■ AIM ■
Using the data below, copy each line that includes the word "title".

** Start LISTED ENTRIES **

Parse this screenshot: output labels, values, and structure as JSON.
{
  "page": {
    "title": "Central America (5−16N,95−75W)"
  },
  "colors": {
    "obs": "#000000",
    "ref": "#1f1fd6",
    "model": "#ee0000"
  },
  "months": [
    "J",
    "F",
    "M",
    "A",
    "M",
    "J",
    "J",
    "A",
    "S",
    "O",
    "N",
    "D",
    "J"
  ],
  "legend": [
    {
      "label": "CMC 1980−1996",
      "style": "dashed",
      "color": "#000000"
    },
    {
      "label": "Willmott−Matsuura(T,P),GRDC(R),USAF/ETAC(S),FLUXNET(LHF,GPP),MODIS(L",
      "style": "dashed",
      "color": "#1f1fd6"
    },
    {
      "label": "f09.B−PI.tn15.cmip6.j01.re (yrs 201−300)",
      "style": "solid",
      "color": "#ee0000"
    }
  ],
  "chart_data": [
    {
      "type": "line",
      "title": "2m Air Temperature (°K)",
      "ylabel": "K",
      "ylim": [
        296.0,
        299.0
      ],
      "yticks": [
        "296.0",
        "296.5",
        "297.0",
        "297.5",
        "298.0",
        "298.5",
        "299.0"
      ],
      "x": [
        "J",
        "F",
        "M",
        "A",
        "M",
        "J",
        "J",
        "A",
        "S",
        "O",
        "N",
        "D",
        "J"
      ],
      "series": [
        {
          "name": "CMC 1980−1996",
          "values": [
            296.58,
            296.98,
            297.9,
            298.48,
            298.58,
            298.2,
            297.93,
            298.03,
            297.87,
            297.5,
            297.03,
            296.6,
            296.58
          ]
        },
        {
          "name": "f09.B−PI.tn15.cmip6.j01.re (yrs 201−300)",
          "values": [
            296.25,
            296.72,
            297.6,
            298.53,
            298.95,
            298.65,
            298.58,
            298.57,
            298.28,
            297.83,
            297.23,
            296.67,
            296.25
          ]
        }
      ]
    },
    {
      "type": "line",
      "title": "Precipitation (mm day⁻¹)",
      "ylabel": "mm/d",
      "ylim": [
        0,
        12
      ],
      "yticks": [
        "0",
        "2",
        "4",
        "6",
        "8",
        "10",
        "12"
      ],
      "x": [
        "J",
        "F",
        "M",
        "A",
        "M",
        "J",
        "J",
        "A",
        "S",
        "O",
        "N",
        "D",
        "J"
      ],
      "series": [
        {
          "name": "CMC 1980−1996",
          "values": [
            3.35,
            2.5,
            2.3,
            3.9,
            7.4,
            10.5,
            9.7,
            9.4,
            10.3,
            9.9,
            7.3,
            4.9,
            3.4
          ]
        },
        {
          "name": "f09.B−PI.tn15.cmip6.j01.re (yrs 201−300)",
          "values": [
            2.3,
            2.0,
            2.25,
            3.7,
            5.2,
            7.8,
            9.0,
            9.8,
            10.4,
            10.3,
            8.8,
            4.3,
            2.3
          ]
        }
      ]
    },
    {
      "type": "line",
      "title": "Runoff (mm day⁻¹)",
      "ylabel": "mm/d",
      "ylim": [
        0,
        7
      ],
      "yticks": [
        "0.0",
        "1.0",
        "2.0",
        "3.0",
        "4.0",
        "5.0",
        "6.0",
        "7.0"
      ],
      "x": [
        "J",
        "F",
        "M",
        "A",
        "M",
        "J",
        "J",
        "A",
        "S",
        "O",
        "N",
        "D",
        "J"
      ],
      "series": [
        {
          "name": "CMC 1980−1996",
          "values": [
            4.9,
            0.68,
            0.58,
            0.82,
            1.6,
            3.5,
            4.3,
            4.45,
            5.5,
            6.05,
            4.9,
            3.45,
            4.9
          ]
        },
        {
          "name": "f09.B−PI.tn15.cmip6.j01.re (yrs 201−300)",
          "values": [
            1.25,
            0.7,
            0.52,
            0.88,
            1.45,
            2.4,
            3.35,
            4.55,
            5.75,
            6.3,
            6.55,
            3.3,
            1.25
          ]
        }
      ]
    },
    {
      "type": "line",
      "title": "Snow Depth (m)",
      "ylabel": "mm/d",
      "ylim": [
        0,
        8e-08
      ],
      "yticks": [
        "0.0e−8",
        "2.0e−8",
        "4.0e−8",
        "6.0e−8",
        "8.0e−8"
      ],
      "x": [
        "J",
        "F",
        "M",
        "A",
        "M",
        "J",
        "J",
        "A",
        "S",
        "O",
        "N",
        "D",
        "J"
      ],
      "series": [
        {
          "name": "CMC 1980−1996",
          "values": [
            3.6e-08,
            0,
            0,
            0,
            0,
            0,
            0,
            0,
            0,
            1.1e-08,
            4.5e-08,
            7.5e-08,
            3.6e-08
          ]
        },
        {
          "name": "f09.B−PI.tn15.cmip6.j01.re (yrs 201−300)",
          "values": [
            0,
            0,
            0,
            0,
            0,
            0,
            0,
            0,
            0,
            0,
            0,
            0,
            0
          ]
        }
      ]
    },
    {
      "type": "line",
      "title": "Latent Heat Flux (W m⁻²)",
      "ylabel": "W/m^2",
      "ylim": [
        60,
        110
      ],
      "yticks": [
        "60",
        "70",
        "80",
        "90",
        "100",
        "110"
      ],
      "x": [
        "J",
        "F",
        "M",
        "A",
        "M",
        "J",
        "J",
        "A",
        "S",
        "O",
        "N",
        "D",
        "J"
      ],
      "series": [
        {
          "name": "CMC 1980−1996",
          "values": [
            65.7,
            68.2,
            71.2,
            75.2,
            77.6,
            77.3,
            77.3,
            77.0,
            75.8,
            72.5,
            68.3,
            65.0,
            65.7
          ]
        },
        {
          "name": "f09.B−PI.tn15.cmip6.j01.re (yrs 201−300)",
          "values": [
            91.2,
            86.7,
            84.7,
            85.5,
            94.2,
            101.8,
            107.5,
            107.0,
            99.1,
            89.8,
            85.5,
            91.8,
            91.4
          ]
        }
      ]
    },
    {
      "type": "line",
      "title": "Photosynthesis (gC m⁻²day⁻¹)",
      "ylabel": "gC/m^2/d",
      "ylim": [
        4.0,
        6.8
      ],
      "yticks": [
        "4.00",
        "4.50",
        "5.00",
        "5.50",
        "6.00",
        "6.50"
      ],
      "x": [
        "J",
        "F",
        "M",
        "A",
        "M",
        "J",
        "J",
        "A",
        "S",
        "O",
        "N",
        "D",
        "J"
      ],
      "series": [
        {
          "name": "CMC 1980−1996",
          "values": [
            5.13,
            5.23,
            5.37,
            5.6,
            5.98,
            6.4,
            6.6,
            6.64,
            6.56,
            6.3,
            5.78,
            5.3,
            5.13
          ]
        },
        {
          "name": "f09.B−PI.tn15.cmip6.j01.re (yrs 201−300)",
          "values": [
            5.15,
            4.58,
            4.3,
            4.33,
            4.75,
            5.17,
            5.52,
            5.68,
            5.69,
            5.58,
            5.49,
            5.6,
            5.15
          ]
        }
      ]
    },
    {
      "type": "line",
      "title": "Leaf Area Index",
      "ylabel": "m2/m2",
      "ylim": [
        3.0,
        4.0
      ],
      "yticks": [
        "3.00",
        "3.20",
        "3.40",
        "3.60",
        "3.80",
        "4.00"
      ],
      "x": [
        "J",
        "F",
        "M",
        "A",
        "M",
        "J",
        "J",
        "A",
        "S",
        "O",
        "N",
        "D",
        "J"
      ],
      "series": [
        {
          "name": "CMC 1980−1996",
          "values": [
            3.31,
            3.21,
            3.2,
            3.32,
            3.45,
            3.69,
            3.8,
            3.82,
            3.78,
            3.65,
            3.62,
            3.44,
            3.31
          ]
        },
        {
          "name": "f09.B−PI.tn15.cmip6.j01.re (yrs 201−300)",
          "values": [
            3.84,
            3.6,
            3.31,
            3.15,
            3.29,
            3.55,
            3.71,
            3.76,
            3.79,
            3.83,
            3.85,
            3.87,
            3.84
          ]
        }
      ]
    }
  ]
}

** End LISTED ENTRIES **

■ WRITTEN RESPONSE ■
    "title": "Central America (5−16N,95−75W)"
      "title": "2m Air Temperature (°K)",
      "title": "Precipitation (mm day⁻¹)",
      "title": "Runoff (mm day⁻¹)",
      "title": "Snow Depth (m)",
      "title": "Latent Heat Flux (W m⁻²)",
      "title": "Photosynthesis (gC m⁻²day⁻¹)",
      "title": "Leaf Area Index",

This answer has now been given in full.